Exactly as written, please set down all of the entries again, with no pictures.
= = = = =
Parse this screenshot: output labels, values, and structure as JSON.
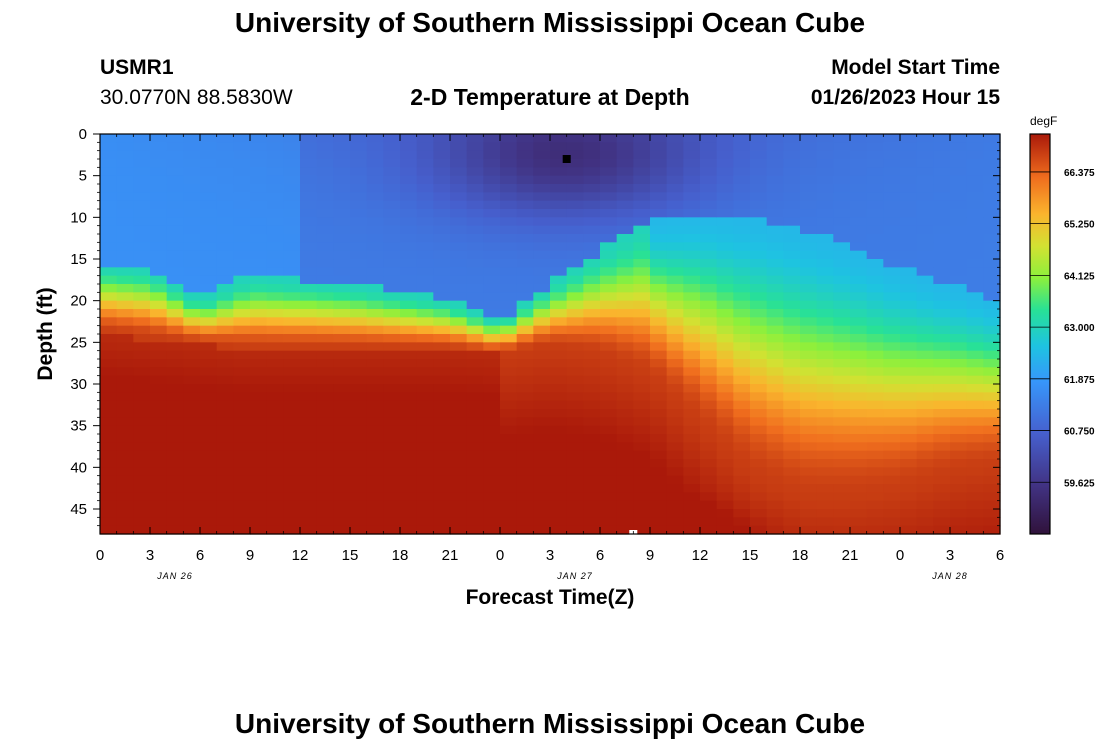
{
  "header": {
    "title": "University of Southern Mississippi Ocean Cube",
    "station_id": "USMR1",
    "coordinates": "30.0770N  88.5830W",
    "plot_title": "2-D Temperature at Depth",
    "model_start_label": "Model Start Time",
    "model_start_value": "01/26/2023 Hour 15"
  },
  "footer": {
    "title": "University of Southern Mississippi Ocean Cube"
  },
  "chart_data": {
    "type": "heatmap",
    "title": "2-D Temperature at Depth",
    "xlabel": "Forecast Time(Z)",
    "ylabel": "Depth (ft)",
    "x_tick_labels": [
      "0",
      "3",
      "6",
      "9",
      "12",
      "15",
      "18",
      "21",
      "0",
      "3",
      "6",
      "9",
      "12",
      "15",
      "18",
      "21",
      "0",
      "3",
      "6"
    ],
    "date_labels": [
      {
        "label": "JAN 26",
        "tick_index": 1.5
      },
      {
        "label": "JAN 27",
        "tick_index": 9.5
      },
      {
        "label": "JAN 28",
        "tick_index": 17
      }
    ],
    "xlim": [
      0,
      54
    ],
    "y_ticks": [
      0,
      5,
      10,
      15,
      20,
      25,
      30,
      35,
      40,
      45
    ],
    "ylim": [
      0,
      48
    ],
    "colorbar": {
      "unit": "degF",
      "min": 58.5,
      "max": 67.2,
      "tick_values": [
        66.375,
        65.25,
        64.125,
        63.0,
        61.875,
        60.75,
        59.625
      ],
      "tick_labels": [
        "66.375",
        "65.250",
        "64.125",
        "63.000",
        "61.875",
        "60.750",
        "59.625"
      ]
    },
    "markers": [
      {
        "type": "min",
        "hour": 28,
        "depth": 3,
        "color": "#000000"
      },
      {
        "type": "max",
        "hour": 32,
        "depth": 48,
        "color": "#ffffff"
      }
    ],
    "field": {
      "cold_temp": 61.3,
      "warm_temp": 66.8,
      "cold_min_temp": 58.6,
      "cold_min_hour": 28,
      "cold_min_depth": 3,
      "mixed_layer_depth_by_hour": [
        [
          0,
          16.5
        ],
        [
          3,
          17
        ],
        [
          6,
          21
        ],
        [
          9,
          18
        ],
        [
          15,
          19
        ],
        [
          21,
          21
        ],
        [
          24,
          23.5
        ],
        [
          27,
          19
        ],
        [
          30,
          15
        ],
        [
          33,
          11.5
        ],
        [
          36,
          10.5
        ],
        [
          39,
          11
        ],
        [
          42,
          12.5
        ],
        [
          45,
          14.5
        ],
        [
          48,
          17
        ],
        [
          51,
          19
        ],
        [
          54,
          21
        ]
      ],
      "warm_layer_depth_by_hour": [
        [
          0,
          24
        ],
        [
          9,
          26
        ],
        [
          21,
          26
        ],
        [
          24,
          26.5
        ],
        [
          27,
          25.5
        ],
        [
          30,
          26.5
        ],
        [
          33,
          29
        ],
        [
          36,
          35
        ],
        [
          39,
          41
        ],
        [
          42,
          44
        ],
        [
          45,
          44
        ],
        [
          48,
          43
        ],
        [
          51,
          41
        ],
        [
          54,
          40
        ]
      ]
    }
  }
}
= = = = =
Response below >>
Parse this screenshot: output labels, values, and structure as JSON.
{
  "header": {
    "title": "University of Southern Mississippi Ocean Cube",
    "station_id": "USMR1",
    "coordinates": "30.0770N  88.5830W",
    "plot_title": "2-D Temperature at Depth",
    "model_start_label": "Model Start Time",
    "model_start_value": "01/26/2023 Hour 15"
  },
  "footer": {
    "title": "University of Southern Mississippi Ocean Cube"
  },
  "chart_data": {
    "type": "heatmap",
    "title": "2-D Temperature at Depth",
    "xlabel": "Forecast Time(Z)",
    "ylabel": "Depth (ft)",
    "x_tick_labels": [
      "0",
      "3",
      "6",
      "9",
      "12",
      "15",
      "18",
      "21",
      "0",
      "3",
      "6",
      "9",
      "12",
      "15",
      "18",
      "21",
      "0",
      "3",
      "6"
    ],
    "date_labels": [
      {
        "label": "JAN 26",
        "tick_index": 1.5
      },
      {
        "label": "JAN 27",
        "tick_index": 9.5
      },
      {
        "label": "JAN 28",
        "tick_index": 17
      }
    ],
    "xlim": [
      0,
      54
    ],
    "y_ticks": [
      0,
      5,
      10,
      15,
      20,
      25,
      30,
      35,
      40,
      45
    ],
    "ylim": [
      0,
      48
    ],
    "colorbar": {
      "unit": "degF",
      "min": 58.5,
      "max": 67.2,
      "tick_values": [
        66.375,
        65.25,
        64.125,
        63.0,
        61.875,
        60.75,
        59.625
      ],
      "tick_labels": [
        "66.375",
        "65.250",
        "64.125",
        "63.000",
        "61.875",
        "60.750",
        "59.625"
      ]
    },
    "markers": [
      {
        "type": "min",
        "hour": 28,
        "depth": 3,
        "color": "#000000"
      },
      {
        "type": "max",
        "hour": 32,
        "depth": 48,
        "color": "#ffffff"
      }
    ],
    "field": {
      "cold_temp": 61.3,
      "warm_temp": 66.8,
      "cold_min_temp": 58.6,
      "cold_min_hour": 28,
      "cold_min_depth": 3,
      "mixed_layer_depth_by_hour": [
        [
          0,
          16.5
        ],
        [
          3,
          17
        ],
        [
          6,
          21
        ],
        [
          9,
          18
        ],
        [
          15,
          19
        ],
        [
          21,
          21
        ],
        [
          24,
          23.5
        ],
        [
          27,
          19
        ],
        [
          30,
          15
        ],
        [
          33,
          11.5
        ],
        [
          36,
          10.5
        ],
        [
          39,
          11
        ],
        [
          42,
          12.5
        ],
        [
          45,
          14.5
        ],
        [
          48,
          17
        ],
        [
          51,
          19
        ],
        [
          54,
          21
        ]
      ],
      "warm_layer_depth_by_hour": [
        [
          0,
          24
        ],
        [
          9,
          26
        ],
        [
          21,
          26
        ],
        [
          24,
          26.5
        ],
        [
          27,
          25.5
        ],
        [
          30,
          26.5
        ],
        [
          33,
          29
        ],
        [
          36,
          35
        ],
        [
          39,
          41
        ],
        [
          42,
          44
        ],
        [
          45,
          44
        ],
        [
          48,
          43
        ],
        [
          51,
          41
        ],
        [
          54,
          40
        ]
      ]
    }
  }
}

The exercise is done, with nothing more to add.